■ **Trecho escolhido**:
Dimensões psíquicas do poder em Mulher no Espelho, de Helena Parente Cunha
Resumo
Este artigo examina o romance Mulher no espelho (1985), de Helena Parente Cunha, com foco nas manifestações psíquicas do poder que se revelam nas personagens. Partindo da hipótese de que o poder não é apenas externo ou institucional, mas internalizado nas subjetividades por meio de processos de interpelação, o estudo considera o poder como uma força reiterativa que constitui os sujeitos na repetição performativa de normas sociais ligadas à cultura, patriarcado, religião e moral. Assim, o poder é incorporado ao psiquismo como estrutura reguladora de comportamentos e desejos, evidenciando conflitos entre obediência e resistência. Para embasar a análise, a teoria de Judith Butler (2017; 2022; 2023) sobre poder e interpelação é adotada como eixo central, complementada por Althusser (2022) e Foucault (2013). Esse estudo mobiliza, ainda, as contribuições de Homi K. Bhabha (1998) para aprofundar a compreensão dos processos de subjetivação, com ênfase nas noções de negociação e de entre-lugar, entendidas como espaços de articulação identitária nos quais os sujeitos se constituem de forma relacional, instável e atravessada por relações de poder. Ademais, a psicanálise de Freud (1997) e Lacan (1998) fornece instrumentos para compreender os mecanismos inconscientes que atravessam a constituição do sujeito, especialmente a noção lacaniana do “Estádio do Espelho”, que revela a cisão do sujeito e sua busca por uma completude inatingível. Derrida (1971, 2004) contribui com a desconstrução das categorias normativas e a interpretação do espelho como metáfora da subjetividade em différance, sempre incompleta e fragmentada. Como resultado da análise percebe-se que o romance, portanto, encena o processo ambivalente da sujeição, em que o poder que constitui os sujeitos também os limita, criando tensões internas entre submissão e subversão, num espaço psíquico de constante deslizamento em que poder e desejo se entrelaçam.

■ **Material fornecido**:
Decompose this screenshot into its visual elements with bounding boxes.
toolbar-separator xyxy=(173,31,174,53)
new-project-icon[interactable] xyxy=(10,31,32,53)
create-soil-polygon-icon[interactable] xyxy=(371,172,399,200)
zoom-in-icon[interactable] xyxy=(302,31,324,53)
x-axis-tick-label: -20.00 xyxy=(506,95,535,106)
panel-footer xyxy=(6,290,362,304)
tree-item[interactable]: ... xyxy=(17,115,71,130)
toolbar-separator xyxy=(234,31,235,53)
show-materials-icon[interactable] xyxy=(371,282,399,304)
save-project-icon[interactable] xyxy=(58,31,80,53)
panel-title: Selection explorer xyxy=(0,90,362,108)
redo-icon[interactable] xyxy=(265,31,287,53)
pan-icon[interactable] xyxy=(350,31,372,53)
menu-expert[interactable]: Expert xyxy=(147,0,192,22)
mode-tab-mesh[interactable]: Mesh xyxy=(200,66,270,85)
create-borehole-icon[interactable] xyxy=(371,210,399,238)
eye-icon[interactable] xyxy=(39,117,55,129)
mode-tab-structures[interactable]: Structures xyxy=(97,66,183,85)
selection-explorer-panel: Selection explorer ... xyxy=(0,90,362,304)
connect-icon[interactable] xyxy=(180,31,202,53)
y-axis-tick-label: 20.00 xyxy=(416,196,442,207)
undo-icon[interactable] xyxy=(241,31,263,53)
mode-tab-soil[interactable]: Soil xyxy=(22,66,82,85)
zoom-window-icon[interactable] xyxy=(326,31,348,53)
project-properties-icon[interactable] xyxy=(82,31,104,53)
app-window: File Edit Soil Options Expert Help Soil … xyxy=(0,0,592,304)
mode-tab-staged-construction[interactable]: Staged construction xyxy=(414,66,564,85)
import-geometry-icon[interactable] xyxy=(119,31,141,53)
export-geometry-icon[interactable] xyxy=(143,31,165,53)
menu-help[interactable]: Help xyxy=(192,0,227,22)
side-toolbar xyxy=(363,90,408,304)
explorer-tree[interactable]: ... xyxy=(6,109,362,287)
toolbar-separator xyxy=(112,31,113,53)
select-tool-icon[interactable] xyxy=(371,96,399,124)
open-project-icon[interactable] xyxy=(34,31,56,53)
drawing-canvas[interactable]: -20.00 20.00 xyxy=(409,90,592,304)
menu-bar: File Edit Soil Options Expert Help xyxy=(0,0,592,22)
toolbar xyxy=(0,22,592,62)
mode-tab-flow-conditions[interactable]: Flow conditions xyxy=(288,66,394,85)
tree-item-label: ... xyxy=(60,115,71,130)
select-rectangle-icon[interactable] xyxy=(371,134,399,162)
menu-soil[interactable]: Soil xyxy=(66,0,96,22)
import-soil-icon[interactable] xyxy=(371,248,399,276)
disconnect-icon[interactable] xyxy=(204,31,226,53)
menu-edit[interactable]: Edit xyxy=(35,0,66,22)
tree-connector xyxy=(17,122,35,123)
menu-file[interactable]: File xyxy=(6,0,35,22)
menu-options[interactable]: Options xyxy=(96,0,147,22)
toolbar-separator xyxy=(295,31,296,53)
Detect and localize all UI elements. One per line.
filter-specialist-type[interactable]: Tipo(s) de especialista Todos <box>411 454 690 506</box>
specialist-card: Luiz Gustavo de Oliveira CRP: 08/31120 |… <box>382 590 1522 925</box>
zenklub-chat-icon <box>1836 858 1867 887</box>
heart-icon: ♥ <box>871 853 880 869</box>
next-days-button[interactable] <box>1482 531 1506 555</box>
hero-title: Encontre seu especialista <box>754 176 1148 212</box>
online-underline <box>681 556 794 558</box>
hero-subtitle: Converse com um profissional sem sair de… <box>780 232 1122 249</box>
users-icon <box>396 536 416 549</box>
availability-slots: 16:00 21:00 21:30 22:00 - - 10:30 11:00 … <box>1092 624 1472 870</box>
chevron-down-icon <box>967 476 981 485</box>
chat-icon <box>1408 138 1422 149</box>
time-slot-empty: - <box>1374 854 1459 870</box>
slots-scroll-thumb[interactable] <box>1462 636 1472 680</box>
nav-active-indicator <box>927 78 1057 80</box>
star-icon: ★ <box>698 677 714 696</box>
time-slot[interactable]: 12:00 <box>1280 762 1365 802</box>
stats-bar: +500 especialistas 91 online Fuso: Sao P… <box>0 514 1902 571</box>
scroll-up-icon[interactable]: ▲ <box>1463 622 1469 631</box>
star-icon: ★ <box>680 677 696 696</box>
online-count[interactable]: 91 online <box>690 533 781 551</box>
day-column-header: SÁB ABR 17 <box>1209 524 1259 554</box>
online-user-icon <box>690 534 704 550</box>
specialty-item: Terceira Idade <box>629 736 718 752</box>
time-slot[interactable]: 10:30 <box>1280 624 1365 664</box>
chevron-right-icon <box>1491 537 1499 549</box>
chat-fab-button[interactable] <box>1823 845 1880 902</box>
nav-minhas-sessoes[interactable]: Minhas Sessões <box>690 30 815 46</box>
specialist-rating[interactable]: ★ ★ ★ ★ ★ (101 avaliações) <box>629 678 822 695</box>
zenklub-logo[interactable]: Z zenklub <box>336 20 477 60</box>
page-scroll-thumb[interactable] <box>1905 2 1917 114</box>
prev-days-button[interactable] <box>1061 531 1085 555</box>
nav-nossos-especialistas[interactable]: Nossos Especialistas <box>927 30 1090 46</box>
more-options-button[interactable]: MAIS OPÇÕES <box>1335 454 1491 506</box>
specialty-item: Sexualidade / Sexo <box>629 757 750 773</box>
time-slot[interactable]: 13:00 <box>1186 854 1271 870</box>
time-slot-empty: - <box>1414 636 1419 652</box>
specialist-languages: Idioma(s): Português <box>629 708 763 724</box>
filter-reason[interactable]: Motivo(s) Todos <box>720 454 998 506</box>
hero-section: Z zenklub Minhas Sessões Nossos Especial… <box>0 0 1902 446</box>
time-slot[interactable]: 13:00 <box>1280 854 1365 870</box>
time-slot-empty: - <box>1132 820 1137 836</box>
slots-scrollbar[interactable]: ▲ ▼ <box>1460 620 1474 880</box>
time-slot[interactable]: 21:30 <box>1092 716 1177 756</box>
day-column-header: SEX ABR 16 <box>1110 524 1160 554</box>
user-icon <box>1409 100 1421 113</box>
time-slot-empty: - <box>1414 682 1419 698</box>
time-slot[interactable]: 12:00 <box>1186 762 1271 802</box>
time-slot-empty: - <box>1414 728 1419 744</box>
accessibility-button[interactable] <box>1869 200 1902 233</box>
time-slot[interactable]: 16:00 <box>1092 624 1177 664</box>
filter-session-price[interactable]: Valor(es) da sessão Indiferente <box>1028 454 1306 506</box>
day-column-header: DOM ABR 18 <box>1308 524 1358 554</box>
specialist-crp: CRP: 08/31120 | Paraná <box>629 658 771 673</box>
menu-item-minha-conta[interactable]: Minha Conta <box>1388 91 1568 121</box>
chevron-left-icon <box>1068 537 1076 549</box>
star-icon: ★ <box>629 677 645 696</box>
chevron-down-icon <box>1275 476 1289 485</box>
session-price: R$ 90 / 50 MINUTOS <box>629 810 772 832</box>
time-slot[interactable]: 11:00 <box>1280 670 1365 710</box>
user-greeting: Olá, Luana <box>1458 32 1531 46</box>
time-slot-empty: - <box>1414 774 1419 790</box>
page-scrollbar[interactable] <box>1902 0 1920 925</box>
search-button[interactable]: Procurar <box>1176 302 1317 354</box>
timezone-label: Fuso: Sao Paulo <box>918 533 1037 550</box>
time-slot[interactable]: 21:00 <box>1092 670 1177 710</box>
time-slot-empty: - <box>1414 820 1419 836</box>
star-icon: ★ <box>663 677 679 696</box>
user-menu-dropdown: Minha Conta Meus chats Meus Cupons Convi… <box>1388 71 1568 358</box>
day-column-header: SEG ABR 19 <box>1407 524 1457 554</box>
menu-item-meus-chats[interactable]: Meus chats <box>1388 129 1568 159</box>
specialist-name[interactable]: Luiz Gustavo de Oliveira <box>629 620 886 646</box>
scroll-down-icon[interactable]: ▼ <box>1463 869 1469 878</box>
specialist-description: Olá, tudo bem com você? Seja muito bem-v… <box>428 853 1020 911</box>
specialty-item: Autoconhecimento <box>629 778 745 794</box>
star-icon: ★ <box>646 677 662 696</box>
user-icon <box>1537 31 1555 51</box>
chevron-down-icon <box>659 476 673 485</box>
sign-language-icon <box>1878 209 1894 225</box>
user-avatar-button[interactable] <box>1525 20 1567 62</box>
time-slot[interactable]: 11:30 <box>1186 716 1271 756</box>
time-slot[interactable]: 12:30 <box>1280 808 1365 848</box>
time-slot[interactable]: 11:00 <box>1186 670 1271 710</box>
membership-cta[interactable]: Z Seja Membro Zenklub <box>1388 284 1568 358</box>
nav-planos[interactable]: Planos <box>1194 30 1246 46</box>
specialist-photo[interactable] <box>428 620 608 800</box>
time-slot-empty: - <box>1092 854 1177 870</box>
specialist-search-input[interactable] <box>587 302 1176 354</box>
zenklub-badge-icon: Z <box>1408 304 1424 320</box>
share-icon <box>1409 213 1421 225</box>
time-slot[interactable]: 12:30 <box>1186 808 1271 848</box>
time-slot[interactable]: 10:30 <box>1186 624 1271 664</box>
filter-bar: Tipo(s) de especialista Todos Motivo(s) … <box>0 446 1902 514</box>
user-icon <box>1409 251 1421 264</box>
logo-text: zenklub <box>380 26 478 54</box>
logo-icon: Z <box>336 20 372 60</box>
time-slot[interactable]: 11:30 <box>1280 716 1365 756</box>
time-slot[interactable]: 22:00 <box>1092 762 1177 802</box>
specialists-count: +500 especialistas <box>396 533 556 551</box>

■ **O que fazer**: Segundo o resumo sobre o romance Mulher no espelho, qual teoria serve de eixo central da análise? O material não tem nenhum papel aqui.

■ **Tarefa feita**: A teoria de Judith Butler sobre poder e interpelação.